> _Aim_: Copy out every line exactly as given.

+===+

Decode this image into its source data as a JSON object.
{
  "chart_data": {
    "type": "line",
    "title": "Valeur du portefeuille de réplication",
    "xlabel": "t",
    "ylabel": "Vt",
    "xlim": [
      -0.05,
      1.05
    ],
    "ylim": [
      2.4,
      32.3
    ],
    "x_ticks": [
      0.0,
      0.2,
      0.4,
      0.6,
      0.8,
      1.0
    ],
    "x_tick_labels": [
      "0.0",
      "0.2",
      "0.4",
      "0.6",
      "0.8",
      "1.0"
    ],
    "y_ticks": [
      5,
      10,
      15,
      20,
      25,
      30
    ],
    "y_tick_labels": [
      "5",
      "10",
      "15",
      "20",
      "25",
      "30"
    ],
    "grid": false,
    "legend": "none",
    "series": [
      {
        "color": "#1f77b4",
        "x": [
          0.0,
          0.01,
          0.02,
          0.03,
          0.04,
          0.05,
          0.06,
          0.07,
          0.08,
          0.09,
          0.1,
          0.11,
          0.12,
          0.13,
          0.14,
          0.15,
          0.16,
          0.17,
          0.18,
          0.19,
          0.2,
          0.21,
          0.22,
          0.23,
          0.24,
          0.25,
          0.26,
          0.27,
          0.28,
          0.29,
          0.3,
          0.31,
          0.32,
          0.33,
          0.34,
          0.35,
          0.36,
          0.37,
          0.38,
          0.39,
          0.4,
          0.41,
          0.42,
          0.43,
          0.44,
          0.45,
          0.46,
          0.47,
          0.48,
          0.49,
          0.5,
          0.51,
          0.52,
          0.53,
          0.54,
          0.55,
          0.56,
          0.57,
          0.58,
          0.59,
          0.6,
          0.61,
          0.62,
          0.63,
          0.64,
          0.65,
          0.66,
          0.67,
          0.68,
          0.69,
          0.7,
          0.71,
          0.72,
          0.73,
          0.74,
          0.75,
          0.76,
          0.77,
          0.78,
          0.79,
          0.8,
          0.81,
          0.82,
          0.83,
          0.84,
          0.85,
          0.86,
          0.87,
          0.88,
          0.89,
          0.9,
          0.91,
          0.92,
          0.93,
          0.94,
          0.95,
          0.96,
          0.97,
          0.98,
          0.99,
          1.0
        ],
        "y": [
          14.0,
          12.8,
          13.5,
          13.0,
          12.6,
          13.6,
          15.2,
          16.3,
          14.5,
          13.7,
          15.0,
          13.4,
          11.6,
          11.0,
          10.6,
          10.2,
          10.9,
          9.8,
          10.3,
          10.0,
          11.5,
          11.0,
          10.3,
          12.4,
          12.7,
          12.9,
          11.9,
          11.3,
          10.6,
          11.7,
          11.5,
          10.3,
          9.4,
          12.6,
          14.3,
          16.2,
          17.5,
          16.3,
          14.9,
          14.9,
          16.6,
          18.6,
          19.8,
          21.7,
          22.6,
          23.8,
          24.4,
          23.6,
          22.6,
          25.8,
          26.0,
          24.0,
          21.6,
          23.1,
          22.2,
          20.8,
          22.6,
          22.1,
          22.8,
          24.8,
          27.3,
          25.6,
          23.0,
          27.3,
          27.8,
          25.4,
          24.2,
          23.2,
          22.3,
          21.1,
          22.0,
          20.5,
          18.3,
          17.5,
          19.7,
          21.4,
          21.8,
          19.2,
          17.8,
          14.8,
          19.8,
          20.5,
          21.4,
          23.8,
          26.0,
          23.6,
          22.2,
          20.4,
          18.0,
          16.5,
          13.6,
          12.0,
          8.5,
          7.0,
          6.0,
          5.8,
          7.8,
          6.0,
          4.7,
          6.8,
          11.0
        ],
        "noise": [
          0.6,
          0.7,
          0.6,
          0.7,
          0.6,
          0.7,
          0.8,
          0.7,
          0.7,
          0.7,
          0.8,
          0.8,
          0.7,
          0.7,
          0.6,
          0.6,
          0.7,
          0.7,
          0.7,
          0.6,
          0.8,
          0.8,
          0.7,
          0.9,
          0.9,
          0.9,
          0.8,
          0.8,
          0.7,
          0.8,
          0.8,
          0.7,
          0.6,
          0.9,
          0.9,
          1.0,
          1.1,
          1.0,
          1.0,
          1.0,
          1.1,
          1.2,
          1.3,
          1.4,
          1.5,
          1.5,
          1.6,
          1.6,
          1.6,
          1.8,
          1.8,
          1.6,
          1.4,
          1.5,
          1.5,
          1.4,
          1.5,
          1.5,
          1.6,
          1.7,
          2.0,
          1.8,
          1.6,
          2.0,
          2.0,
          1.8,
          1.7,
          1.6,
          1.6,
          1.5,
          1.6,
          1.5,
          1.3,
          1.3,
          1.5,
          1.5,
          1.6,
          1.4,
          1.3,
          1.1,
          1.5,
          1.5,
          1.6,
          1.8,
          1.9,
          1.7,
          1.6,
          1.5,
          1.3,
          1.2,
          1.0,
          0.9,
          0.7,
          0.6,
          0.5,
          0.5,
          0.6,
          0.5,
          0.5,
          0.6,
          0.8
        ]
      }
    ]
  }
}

+===+

> _Answer_:
Decode this image into its source data as a JSON object.
{
  "chart_data": {
    "type": "line",
    "title": "Valeur du portefeuille de réplication",
    "xlabel": "t",
    "ylabel": "Vt",
    "xlim": [
      -0.05,
      1.05
    ],
    "ylim": [
      2.4,
      32.3
    ],
    "x_ticks": [
      0.0,
      0.2,
      0.4,
      0.6,
      0.8,
      1.0
    ],
    "x_tick_labels": [
      "0.0",
      "0.2",
      "0.4",
      "0.6",
      "0.8",
      "1.0"
    ],
    "y_ticks": [
      5,
      10,
      15,
      20,
      25,
      30
    ],
    "y_tick_labels": [
      "5",
      "10",
      "15",
      "20",
      "25",
      "30"
    ],
    "grid": false,
    "legend": "none",
    "series": [
      {
        "color": "#1f77b4",
        "x": [
          0.0,
          0.01,
          0.02,
          0.03,
          0.04,
          0.05,
          0.06,
          0.07,
          0.08,
          0.09,
          0.1,
          0.11,
          0.12,
          0.13,
          0.14,
          0.15,
          0.16,
          0.17,
          0.18,
          0.19,
          0.2,
          0.21,
          0.22,
          0.23,
          0.24,
          0.25,
          0.26,
          0.27,
          0.28,
          0.29,
          0.3,
          0.31,
          0.32,
          0.33,
          0.34,
          0.35,
          0.36,
          0.37,
          0.38,
          0.39,
          0.4,
          0.41,
          0.42,
          0.43,
          0.44,
          0.45,
          0.46,
          0.47,
          0.48,
          0.49,
          0.5,
          0.51,
          0.52,
          0.53,
          0.54,
          0.55,
          0.56,
          0.57,
          0.58,
          0.59,
          0.6,
          0.61,
          0.62,
          0.63,
          0.64,
          0.65,
          0.66,
          0.67,
          0.68,
          0.69,
          0.7,
          0.71,
          0.72,
          0.73,
          0.74,
          0.75,
          0.76,
          0.77,
          0.78,
          0.79,
          0.8,
          0.81,
          0.82,
          0.83,
          0.84,
          0.85,
          0.86,
          0.87,
          0.88,
          0.89,
          0.9,
          0.91,
          0.92,
          0.93,
          0.94,
          0.95,
          0.96,
          0.97,
          0.98,
          0.99,
          1.0
        ],
        "y": [
          14.0,
          12.8,
          13.5,
          13.0,
          12.6,
          13.6,
          15.2,
          16.3,
          14.5,
          13.7,
          15.0,
          13.4,
          11.6,
          11.0,
          10.6,
          10.2,
          10.9,
          9.8,
          10.3,
          10.0,
          11.5,
          11.0,
          10.3,
          12.4,
          12.7,
          12.9,
          11.9,
          11.3,
          10.6,
          11.7,
          11.5,
          10.3,
          9.4,
          12.6,
          14.3,
          16.2,
          17.5,
          16.3,
          14.9,
          14.9,
          16.6,
          18.6,
          19.8,
          21.7,
          22.6,
          23.8,
          24.4,
          23.6,
          22.6,
          25.8,
          26.0,
          24.0,
          21.6,
          23.1,
          22.2,
          20.8,
          22.6,
          22.1,
          22.8,
          24.8,
          27.3,
          25.6,
          23.0,
          27.3,
          27.8,
          25.4,
          24.2,
          23.2,
          22.3,
          21.1,
          22.0,
          20.5,
          18.3,
          17.5,
          19.7,
          21.4,
          21.8,
          19.2,
          17.8,
          14.8,
          19.8,
          20.5,
          21.4,
          23.8,
          26.0,
          23.6,
          22.2,
          20.4,
          18.0,
          16.5,
          13.6,
          12.0,
          8.5,
          7.0,
          6.0,
          5.8,
          7.8,
          6.0,
          4.7,
          6.8,
          11.0
        ],
        "noise": [
          0.6,
          0.7,
          0.6,
          0.7,
          0.6,
          0.7,
          0.8,
          0.7,
          0.7,
          0.7,
          0.8,
          0.8,
          0.7,
          0.7,
          0.6,
          0.6,
          0.7,
          0.7,
          0.7,
          0.6,
          0.8,
          0.8,
          0.7,
          0.9,
          0.9,
          0.9,
          0.8,
          0.8,
          0.7,
          0.8,
          0.8,
          0.7,
          0.6,
          0.9,
          0.9,
          1.0,
          1.1,
          1.0,
          1.0,
          1.0,
          1.1,
          1.2,
          1.3,
          1.4,
          1.5,
          1.5,
          1.6,
          1.6,
          1.6,
          1.8,
          1.8,
          1.6,
          1.4,
          1.5,
          1.5,
          1.4,
          1.5,
          1.5,
          1.6,
          1.7,
          2.0,
          1.8,
          1.6,
          2.0,
          2.0,
          1.8,
          1.7,
          1.6,
          1.6,
          1.5,
          1.6,
          1.5,
          1.3,
          1.3,
          1.5,
          1.5,
          1.6,
          1.4,
          1.3,
          1.1,
          1.5,
          1.5,
          1.6,
          1.8,
          1.9,
          1.7,
          1.6,
          1.5,
          1.3,
          1.2,
          1.0,
          0.9,
          0.7,
          0.6,
          0.5,
          0.5,
          0.6,
          0.5,
          0.5,
          0.6,
          0.8
        ]
      }
    ]
  }
}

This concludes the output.